Exercise aim: Your task is to transcribe all of the data below exactly, omitting the images.
--- begin ---
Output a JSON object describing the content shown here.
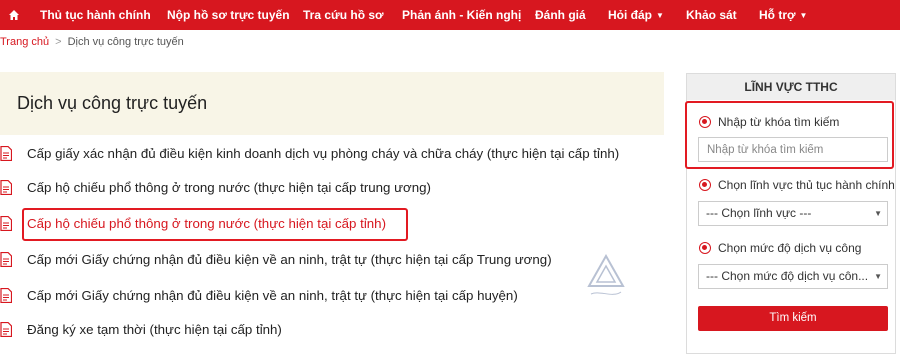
{
  "nav": {
    "items": [
      {
        "label": "Thủ tục hành chính",
        "dropdown": false
      },
      {
        "label": "Nộp hồ sơ trực tuyến",
        "dropdown": false
      },
      {
        "label": "Tra cứu hồ sơ",
        "dropdown": false
      },
      {
        "label": "Phản ánh - Kiến nghị",
        "dropdown": false
      },
      {
        "label": "Đánh giá",
        "dropdown": false
      },
      {
        "label": "Hỏi đáp",
        "dropdown": true
      },
      {
        "label": "Khảo sát",
        "dropdown": false
      },
      {
        "label": "Hỗ trợ",
        "dropdown": true
      }
    ],
    "background_color": "#d7171f"
  },
  "breadcrumb": {
    "home": "Trang chủ",
    "separator": ">",
    "current": "Dịch vụ công trực tuyến"
  },
  "main": {
    "title": "Dịch vụ công trực tuyến",
    "services": [
      {
        "label": "Cấp giấy xác nhận đủ điều kiện kinh doanh dịch vụ phòng cháy và chữa cháy (thực hiện tại cấp tỉnh)",
        "highlighted": false
      },
      {
        "label": "Cấp hộ chiếu phổ thông ở trong nước (thực hiện tại cấp trung ương)",
        "highlighted": false
      },
      {
        "label": "Cấp hộ chiếu phổ thông ở trong nước (thực hiện tại cấp tỉnh)",
        "highlighted": true
      },
      {
        "label": "Cấp mới Giấy chứng nhận đủ điều kiện về an ninh, trật tự (thực hiện tại cấp Trung ương)",
        "highlighted": false
      },
      {
        "label": "Cấp mới Giấy chứng nhận đủ điều kiện về an ninh, trật tự (thực hiện tại cấp huyện)",
        "highlighted": false
      },
      {
        "label": "Đăng ký xe tạm thời (thực hiện tại cấp tỉnh)",
        "highlighted": false
      }
    ]
  },
  "sidebar": {
    "title": "LĨNH VỰC TTHC",
    "keyword_option": "Nhập từ khóa tìm kiếm",
    "keyword_placeholder": "Nhập từ khóa tìm kiếm",
    "field_option": "Chọn lĩnh vực thủ tục hành chính",
    "field_select": "--- Chọn lĩnh vực ---",
    "level_option": "Chọn mức độ dịch vụ công",
    "level_select": "--- Chọn mức độ dịch vụ côn...",
    "search_button": "Tìm kiếm"
  },
  "icons": {
    "home": "home-icon",
    "service": "document-icon",
    "dropdown": "chevron-down-icon"
  },
  "colors": {
    "accent": "#d7171f",
    "heading_bg": "#f8f5e7",
    "highlight_border": "#e21a22"
  }
}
--- end ---
Solution to this problem:
Output a JSON object describing the content shown here.
{
  "nav": {
    "items": [
      {
        "label": "Thủ tục hành chính",
        "dropdown": false
      },
      {
        "label": "Nộp hồ sơ trực tuyến",
        "dropdown": false
      },
      {
        "label": "Tra cứu hồ sơ",
        "dropdown": false
      },
      {
        "label": "Phản ánh - Kiến nghị",
        "dropdown": false
      },
      {
        "label": "Đánh giá",
        "dropdown": false
      },
      {
        "label": "Hỏi đáp",
        "dropdown": true
      },
      {
        "label": "Khảo sát",
        "dropdown": false
      },
      {
        "label": "Hỗ trợ",
        "dropdown": true
      }
    ],
    "background_color": "#d7171f"
  },
  "breadcrumb": {
    "home": "Trang chủ",
    "separator": ">",
    "current": "Dịch vụ công trực tuyến"
  },
  "main": {
    "title": "Dịch vụ công trực tuyến",
    "services": [
      {
        "label": "Cấp giấy xác nhận đủ điều kiện kinh doanh dịch vụ phòng cháy và chữa cháy (thực hiện tại cấp tỉnh)",
        "highlighted": false
      },
      {
        "label": "Cấp hộ chiếu phổ thông ở trong nước (thực hiện tại cấp trung ương)",
        "highlighted": false
      },
      {
        "label": "Cấp hộ chiếu phổ thông ở trong nước (thực hiện tại cấp tỉnh)",
        "highlighted": true
      },
      {
        "label": "Cấp mới Giấy chứng nhận đủ điều kiện về an ninh, trật tự (thực hiện tại cấp Trung ương)",
        "highlighted": false
      },
      {
        "label": "Cấp mới Giấy chứng nhận đủ điều kiện về an ninh, trật tự (thực hiện tại cấp huyện)",
        "highlighted": false
      },
      {
        "label": "Đăng ký xe tạm thời (thực hiện tại cấp tỉnh)",
        "highlighted": false
      }
    ]
  },
  "sidebar": {
    "title": "LĨNH VỰC TTHC",
    "keyword_option": "Nhập từ khóa tìm kiếm",
    "keyword_placeholder": "Nhập từ khóa tìm kiếm",
    "field_option": "Chọn lĩnh vực thủ tục hành chính",
    "field_select": "--- Chọn lĩnh vực ---",
    "level_option": "Chọn mức độ dịch vụ công",
    "level_select": "--- Chọn mức độ dịch vụ côn...",
    "search_button": "Tìm kiếm"
  },
  "icons": {
    "home": "home-icon",
    "service": "document-icon",
    "dropdown": "chevron-down-icon"
  },
  "colors": {
    "accent": "#d7171f",
    "heading_bg": "#f8f5e7",
    "highlight_border": "#e21a22"
  }
}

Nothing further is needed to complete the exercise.